- [Records that describe figures]
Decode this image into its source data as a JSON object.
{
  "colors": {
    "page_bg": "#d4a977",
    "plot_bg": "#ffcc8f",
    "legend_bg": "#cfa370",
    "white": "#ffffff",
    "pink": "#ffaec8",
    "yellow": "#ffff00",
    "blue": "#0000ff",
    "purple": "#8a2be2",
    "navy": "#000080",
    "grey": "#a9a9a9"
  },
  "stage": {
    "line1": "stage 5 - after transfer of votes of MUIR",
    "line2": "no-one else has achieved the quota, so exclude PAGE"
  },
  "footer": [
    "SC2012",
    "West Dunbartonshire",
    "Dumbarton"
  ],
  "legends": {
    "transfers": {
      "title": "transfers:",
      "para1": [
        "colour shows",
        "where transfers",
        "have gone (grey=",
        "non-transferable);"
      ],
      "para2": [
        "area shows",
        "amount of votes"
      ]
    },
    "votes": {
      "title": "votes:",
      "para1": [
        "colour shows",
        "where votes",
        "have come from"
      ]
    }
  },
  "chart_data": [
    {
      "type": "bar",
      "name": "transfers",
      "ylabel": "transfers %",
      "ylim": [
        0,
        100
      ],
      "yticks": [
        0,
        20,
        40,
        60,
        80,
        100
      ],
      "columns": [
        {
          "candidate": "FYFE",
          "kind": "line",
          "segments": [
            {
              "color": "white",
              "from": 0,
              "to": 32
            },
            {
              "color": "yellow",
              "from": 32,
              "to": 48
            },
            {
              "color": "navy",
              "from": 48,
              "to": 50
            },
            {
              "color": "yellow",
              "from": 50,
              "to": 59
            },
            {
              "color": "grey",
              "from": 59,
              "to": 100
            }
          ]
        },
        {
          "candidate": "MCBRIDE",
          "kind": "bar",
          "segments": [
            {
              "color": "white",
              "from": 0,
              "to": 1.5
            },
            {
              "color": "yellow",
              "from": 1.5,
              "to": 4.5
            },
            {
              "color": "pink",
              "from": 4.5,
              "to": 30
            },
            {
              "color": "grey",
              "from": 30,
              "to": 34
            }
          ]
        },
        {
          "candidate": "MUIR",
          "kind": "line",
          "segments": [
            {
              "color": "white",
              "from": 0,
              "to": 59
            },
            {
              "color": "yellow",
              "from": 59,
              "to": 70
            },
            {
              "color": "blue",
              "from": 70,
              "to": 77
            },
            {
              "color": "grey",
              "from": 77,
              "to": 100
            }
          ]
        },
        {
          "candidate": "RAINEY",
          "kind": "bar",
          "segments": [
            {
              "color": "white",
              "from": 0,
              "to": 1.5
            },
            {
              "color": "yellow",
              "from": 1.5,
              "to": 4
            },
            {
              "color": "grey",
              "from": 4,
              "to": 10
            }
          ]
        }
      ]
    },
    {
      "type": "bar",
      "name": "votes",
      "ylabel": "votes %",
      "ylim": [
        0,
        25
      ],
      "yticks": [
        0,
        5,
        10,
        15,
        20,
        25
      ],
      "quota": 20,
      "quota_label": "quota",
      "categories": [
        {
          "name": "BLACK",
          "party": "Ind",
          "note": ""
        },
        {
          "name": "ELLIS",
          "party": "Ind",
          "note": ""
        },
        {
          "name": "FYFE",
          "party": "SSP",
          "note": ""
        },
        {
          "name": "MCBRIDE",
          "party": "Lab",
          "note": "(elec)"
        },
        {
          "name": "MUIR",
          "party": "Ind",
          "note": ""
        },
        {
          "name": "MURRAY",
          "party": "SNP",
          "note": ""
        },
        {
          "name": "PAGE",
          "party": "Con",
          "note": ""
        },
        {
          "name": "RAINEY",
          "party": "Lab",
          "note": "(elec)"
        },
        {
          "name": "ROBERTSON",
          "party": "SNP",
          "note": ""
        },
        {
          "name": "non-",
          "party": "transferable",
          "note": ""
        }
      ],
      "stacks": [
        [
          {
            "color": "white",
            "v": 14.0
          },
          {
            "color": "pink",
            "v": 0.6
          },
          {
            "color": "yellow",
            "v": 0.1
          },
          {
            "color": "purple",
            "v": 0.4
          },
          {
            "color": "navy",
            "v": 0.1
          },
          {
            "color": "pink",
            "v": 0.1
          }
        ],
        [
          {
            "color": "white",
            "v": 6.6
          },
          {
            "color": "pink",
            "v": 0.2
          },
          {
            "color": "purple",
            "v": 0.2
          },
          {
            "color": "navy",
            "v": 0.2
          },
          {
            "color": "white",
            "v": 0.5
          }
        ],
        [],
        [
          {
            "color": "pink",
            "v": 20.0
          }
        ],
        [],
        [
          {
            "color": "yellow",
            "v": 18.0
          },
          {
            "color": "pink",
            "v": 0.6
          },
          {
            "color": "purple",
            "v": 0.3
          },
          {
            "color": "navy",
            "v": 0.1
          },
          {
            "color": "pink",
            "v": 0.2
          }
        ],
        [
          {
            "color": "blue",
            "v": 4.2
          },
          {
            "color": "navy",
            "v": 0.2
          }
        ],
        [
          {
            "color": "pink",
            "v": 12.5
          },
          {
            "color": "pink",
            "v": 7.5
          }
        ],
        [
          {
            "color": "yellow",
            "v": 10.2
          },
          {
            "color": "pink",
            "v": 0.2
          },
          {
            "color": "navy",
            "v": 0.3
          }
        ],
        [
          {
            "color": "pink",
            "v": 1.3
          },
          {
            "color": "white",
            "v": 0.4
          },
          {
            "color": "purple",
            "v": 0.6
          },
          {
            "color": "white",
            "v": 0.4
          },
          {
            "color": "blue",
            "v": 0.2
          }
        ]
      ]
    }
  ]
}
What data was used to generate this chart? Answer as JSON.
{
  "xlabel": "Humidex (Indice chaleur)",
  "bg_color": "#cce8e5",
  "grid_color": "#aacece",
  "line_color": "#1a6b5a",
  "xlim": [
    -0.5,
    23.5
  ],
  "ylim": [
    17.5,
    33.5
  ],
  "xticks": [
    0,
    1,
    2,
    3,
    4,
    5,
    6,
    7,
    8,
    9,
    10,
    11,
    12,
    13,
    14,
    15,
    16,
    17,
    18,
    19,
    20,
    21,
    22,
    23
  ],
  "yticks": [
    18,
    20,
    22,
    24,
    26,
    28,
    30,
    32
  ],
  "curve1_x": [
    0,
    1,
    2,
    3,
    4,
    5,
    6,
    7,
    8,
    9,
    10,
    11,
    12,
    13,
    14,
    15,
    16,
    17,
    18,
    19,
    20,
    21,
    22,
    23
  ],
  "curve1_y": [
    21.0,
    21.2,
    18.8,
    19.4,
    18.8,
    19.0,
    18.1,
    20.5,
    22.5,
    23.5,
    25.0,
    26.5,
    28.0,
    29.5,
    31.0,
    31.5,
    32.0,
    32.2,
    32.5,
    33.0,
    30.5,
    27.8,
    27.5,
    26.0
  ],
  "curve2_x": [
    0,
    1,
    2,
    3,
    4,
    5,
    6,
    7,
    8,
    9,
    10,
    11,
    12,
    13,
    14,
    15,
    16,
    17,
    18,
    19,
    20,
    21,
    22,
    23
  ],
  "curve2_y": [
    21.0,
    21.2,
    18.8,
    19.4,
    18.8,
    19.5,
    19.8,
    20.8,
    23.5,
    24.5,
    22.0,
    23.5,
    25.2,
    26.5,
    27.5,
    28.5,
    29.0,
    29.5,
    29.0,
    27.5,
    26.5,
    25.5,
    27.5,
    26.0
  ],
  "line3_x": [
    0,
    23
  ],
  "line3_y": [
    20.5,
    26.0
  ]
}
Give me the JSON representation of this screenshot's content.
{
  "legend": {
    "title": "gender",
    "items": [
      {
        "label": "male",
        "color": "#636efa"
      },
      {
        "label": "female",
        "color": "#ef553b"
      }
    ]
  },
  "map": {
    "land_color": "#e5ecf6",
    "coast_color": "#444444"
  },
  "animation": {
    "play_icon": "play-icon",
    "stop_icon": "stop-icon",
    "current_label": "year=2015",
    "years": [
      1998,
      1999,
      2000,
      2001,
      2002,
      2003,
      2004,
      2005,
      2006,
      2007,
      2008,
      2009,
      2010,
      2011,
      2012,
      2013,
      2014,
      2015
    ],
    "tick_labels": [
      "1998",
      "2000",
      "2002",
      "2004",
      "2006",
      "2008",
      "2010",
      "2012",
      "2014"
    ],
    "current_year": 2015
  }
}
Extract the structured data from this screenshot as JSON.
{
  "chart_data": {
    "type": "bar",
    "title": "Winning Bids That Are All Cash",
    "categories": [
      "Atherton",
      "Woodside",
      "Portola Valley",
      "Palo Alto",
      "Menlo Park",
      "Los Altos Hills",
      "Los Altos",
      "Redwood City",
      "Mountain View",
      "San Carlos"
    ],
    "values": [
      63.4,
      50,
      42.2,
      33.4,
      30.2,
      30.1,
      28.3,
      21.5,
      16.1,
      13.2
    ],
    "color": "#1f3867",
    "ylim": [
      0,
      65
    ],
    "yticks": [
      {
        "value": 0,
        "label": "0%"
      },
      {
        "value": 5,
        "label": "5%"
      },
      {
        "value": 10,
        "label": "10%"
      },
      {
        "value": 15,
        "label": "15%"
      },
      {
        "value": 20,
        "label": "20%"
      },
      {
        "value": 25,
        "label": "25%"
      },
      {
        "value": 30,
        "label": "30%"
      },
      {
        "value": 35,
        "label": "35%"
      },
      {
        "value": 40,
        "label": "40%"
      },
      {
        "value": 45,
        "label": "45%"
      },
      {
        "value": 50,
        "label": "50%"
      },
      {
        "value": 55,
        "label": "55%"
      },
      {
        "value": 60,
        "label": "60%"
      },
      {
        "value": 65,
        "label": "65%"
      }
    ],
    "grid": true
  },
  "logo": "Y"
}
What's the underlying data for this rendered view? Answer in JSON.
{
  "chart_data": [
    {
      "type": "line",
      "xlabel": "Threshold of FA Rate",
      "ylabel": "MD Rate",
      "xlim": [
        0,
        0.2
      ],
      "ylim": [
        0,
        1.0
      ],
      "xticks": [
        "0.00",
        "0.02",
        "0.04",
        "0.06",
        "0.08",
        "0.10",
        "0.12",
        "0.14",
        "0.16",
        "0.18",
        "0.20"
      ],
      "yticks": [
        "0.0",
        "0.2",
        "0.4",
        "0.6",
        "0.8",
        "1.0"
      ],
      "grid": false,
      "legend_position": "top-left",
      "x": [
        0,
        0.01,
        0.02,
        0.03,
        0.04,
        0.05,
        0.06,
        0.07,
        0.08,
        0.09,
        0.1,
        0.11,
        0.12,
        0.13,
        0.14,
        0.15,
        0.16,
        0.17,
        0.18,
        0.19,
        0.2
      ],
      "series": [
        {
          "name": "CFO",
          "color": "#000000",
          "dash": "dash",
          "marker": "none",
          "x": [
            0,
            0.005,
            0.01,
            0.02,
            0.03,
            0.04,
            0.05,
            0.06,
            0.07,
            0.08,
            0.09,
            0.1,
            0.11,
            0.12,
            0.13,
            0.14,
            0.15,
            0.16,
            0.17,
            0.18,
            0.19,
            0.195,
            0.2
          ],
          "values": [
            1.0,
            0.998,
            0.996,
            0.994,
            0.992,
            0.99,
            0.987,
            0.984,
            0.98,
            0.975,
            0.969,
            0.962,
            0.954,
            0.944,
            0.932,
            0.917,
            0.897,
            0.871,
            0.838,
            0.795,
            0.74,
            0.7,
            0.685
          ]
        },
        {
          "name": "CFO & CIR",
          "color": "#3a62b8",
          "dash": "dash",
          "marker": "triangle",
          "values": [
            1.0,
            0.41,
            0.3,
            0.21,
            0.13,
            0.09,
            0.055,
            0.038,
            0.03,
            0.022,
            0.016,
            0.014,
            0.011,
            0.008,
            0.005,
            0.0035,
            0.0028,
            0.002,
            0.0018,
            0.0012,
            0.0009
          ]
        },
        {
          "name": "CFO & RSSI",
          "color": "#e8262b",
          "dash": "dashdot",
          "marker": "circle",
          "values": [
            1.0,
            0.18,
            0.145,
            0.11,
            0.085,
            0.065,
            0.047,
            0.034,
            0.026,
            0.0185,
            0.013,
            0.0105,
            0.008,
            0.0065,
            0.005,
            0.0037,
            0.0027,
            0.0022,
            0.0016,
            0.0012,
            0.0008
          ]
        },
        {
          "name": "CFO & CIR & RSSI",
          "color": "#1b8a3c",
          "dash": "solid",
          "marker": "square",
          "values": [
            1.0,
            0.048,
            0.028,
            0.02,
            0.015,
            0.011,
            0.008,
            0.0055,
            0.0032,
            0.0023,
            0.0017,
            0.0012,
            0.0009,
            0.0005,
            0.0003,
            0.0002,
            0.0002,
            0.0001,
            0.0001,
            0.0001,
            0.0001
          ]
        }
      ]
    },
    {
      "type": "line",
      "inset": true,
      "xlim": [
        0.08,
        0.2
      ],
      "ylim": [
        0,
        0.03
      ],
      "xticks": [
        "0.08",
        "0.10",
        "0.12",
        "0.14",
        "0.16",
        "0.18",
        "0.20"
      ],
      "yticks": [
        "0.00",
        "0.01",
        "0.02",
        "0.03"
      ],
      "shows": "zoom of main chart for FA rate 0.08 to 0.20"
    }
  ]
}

- [GIVEN PROBLEM]
How many of the lines above hold the word "title"? Give only that number.

- [RESULT OF THE TASK]
4